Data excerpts
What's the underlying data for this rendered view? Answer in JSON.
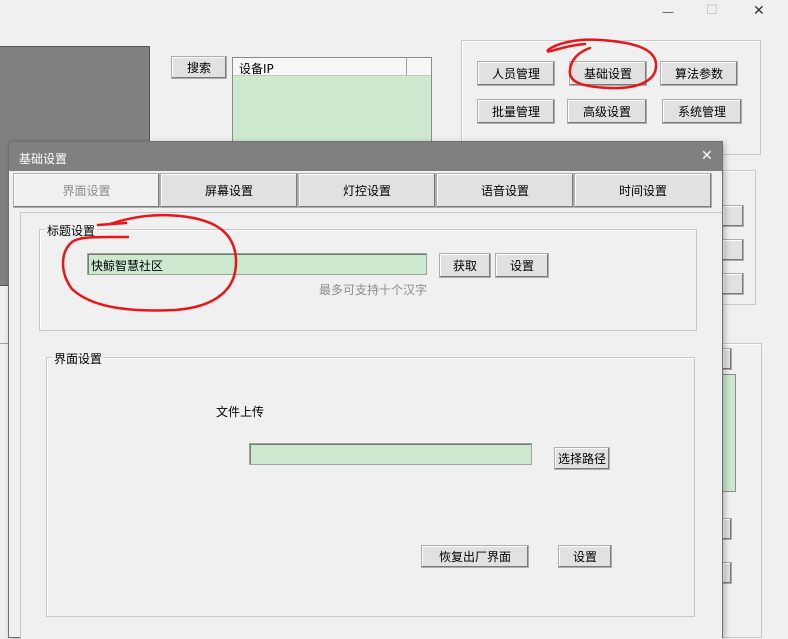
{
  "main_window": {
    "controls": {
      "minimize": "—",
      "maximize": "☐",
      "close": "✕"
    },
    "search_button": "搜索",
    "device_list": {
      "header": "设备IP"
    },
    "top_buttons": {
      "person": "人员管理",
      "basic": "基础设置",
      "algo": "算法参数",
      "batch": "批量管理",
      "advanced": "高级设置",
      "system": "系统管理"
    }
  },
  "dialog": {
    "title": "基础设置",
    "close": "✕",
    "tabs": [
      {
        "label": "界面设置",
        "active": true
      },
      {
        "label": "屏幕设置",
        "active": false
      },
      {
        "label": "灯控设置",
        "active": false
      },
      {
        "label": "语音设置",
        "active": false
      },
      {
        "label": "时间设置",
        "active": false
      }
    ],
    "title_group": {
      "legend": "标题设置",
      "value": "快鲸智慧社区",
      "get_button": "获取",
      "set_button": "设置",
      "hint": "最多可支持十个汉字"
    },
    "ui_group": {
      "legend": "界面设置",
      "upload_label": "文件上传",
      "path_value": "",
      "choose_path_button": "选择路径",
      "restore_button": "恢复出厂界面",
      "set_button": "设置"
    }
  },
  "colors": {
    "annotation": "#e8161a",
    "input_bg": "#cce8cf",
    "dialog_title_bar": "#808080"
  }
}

---

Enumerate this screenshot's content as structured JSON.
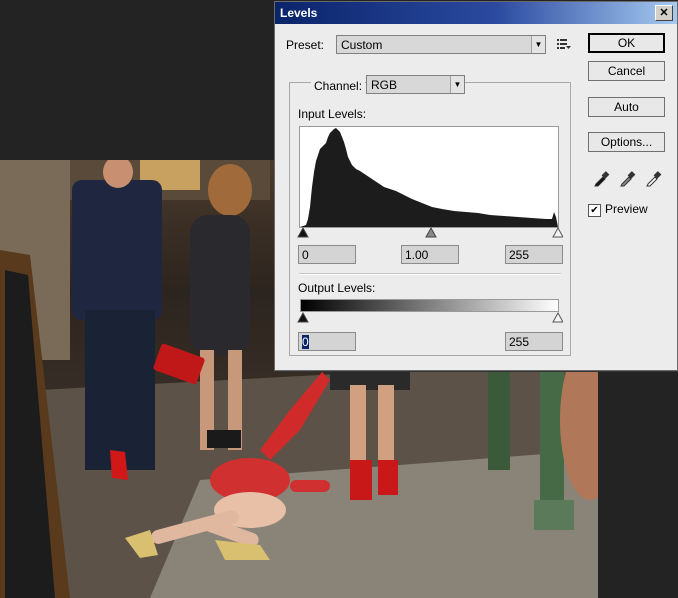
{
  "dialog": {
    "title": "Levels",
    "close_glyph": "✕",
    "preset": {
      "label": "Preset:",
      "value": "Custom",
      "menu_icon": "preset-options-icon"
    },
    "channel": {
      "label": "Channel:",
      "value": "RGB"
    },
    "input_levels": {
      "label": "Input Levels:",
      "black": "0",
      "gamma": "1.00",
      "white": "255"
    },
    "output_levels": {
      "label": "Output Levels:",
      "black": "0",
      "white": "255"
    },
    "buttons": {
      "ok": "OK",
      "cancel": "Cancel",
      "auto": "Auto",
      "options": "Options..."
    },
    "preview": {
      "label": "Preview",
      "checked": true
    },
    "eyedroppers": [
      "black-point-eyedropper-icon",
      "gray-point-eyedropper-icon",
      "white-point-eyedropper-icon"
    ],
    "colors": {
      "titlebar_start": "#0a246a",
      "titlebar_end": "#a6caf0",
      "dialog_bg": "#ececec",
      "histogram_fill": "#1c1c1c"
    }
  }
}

--- TASK PROMPT ---
From the listing, copy every line where the string "this" appears.

--- THE ANSWER ---
What's the underlying data for this rendered view? Answer in JSON.
Enumerate this screenshot's content as structured JSON.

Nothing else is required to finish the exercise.